■ Document extract
____________

MySQL data source

MySQL data source provides you with bidirectional channels for reading and writing MySQL data. This topic describes the MySQL data synchronization capabilities supported by DataWorks.

Supported MySQL versions

Offline read and write:
MySQL 5.5.x, MySQL 5.6.x, MySQL 5.7.x, and MySQL 8.0.x are supported, compatible with Amazon RDS for MySQL, Azure MySQL, and Amazon Aurora MySQL.
Offline synchronization supports reading from view tables.
Real-time reading:
Data Integration real-time reading of MySQL data is implemented based on real-time subscription to MySQL. Currently, it only supports real-time synchronization of MySQL 5.5.x, MySQL 5.6.x, MySQL 5.7.x, and MySQL 8.0.x versions (excluding new features in 8.0, such as functional index, only compatible with existing features), compatible with Amazon RDS for MySQL, Azure MySQL, and Amazon Aurora MySQL.
Important
If you need to synchronize DRDS MySQL, do not configure DRDS MySQL as a MySQL data source. You can refer to the Configure DRDS data source document to directly configure it as a DRDS data source.

Limits

Real-time reading

Synchronization of data from MySQL read-only instance is not supported.
Synchronization of tables containing Functional index is not supported.
XA ROLLBACK is not supported.
For transaction data that has been XA PREPARE, real-time synchronization will synchronize it to the target end. If XA ROLLBACK occurs, real-time synchronization will not perform rollback write operations for the XA PREPARE data. To handle XA ROLLBACK scenarios, you need to manually remove the XA ROLLBACK table from the real-time synchronization task, then add the table again and resynchronize.
Only MySQL server Binlog configuration format set to ROW is supported.
Real-time synchronization will not synchronize associated table records that are cascade deleted.
For Amazon Aurora MySQL databases, you need to connect to your primary/write database because AWS does not allow activating the Binlog feature on Aurora MySQL read replicas. Real-time synchronization tasks require Binlog to perform incremental updates.
Real-time synchronization of online DDL changes only supports adding columns (Add Column) to MySQL tables through Data Management (DMS).

____________

■ Available data

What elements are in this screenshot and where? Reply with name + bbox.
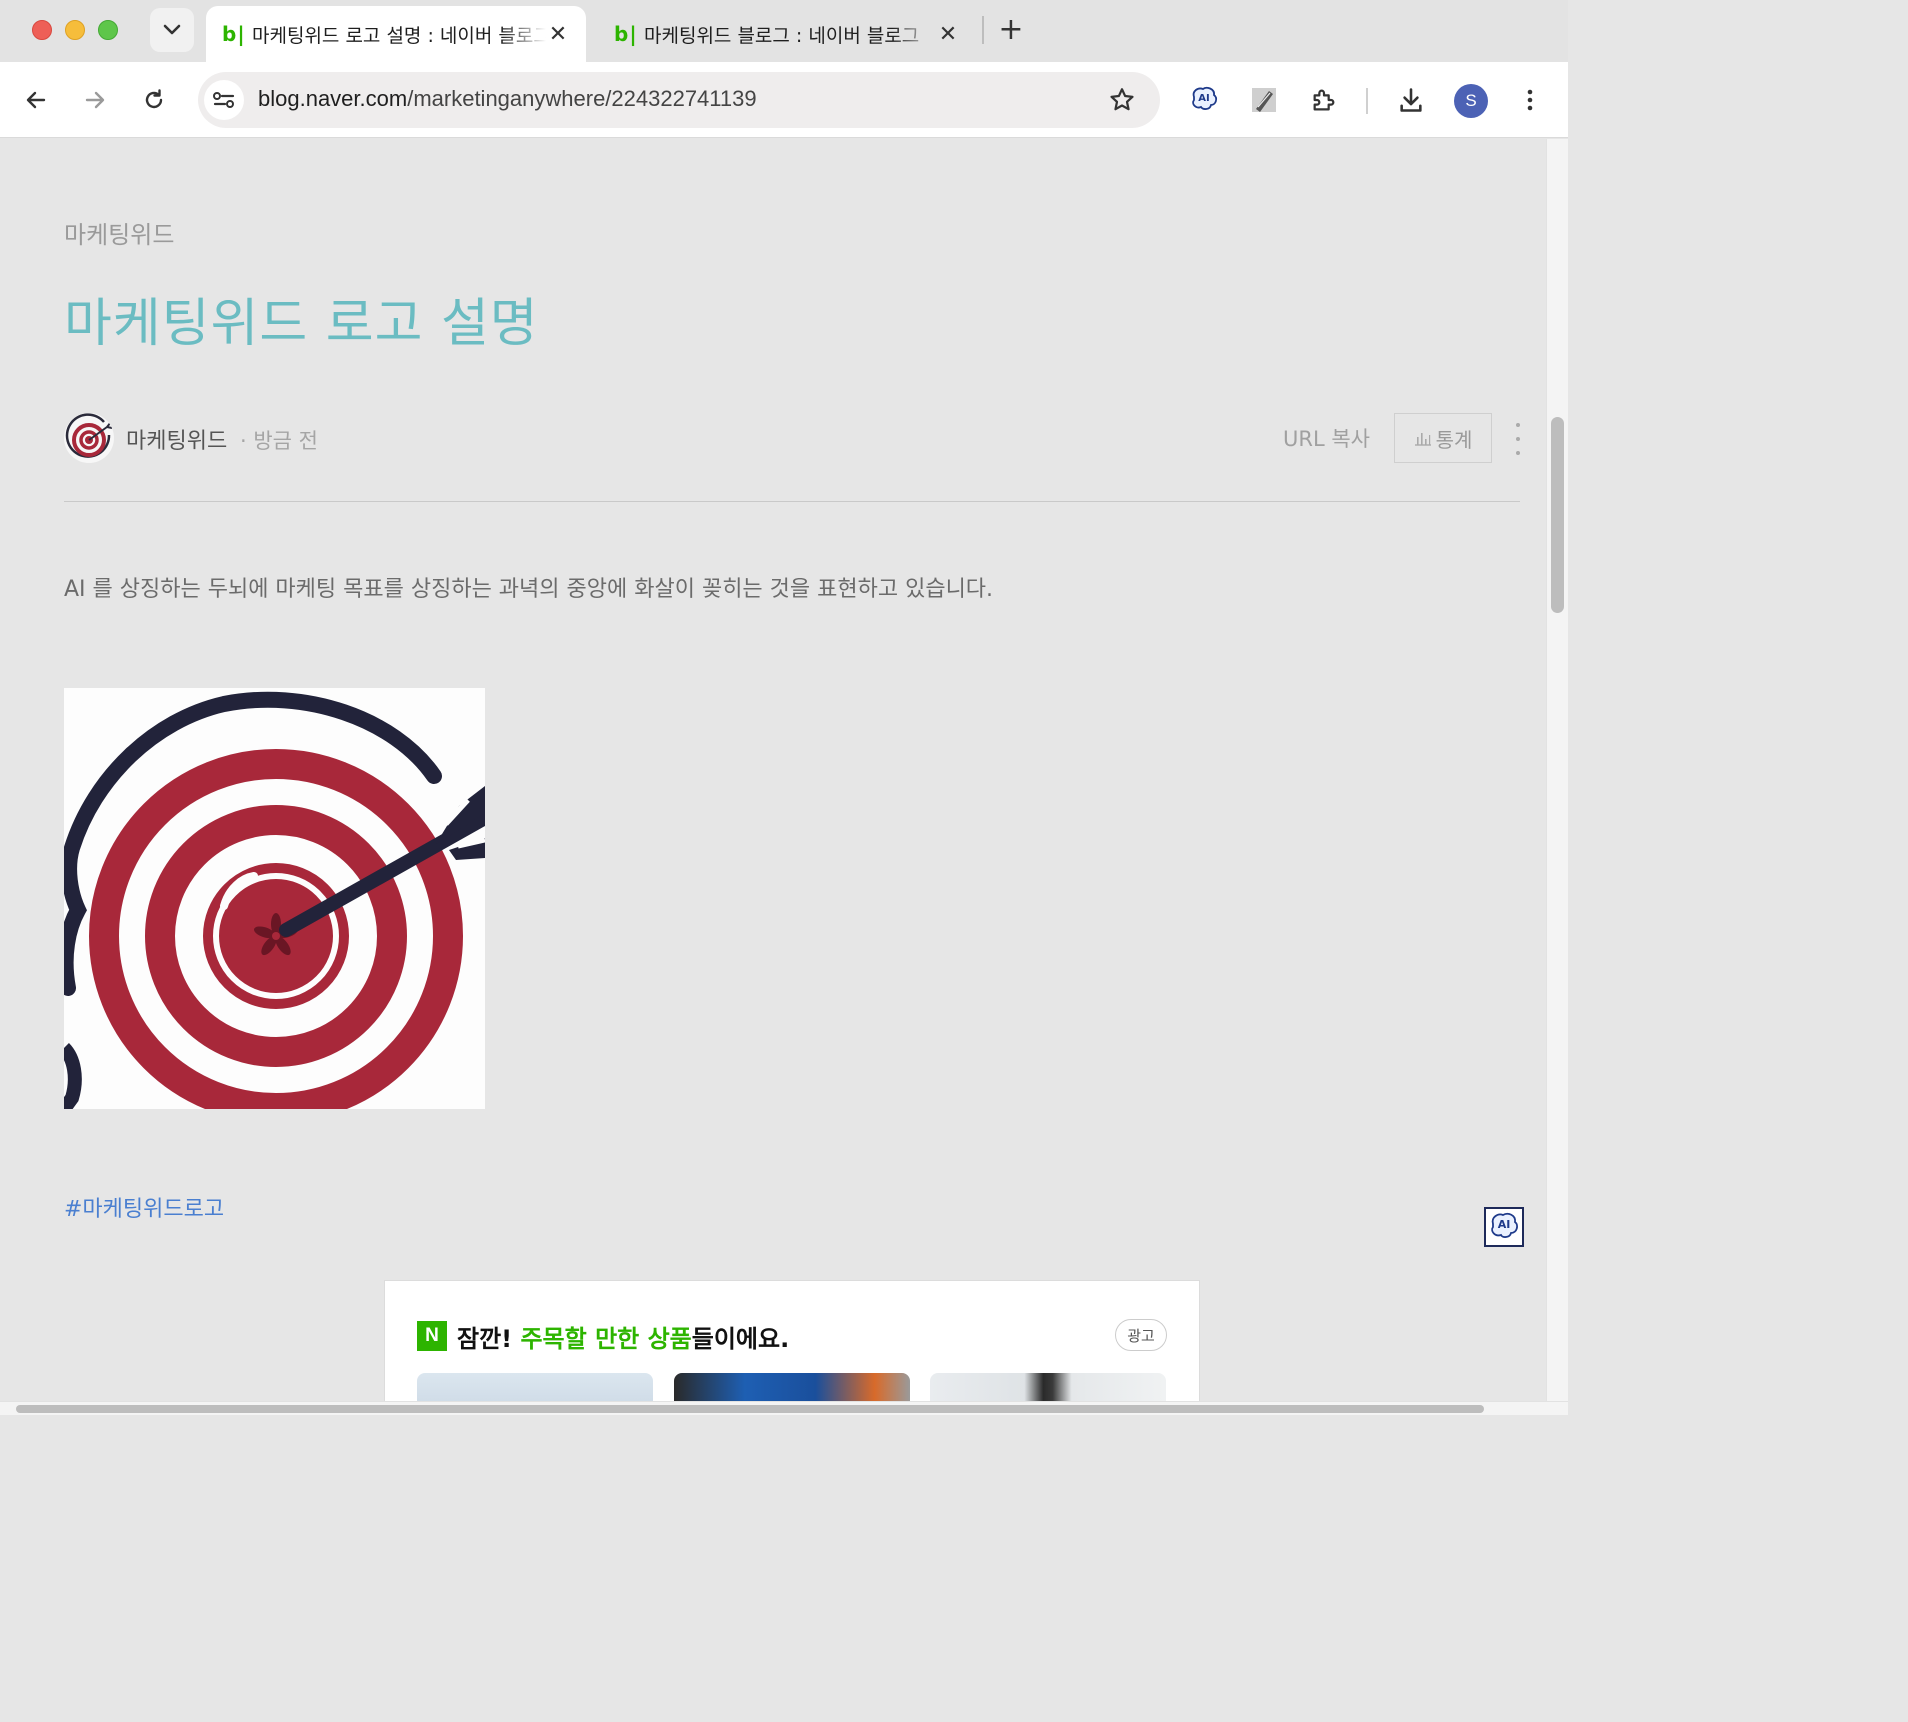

____________

■ Your instructions
Copy word for word the stretch of the MySQL data source page from "For Amazon Aurora" through "perform incremental updates.".

■ Exercise output
For Amazon Aurora MySQL databases, you need to connect to your primary/write database because AWS does not allow activating the Binlog feature on Aurora MySQL read replicas. Real-time synchronization tasks require Binlog to perform incremental updates.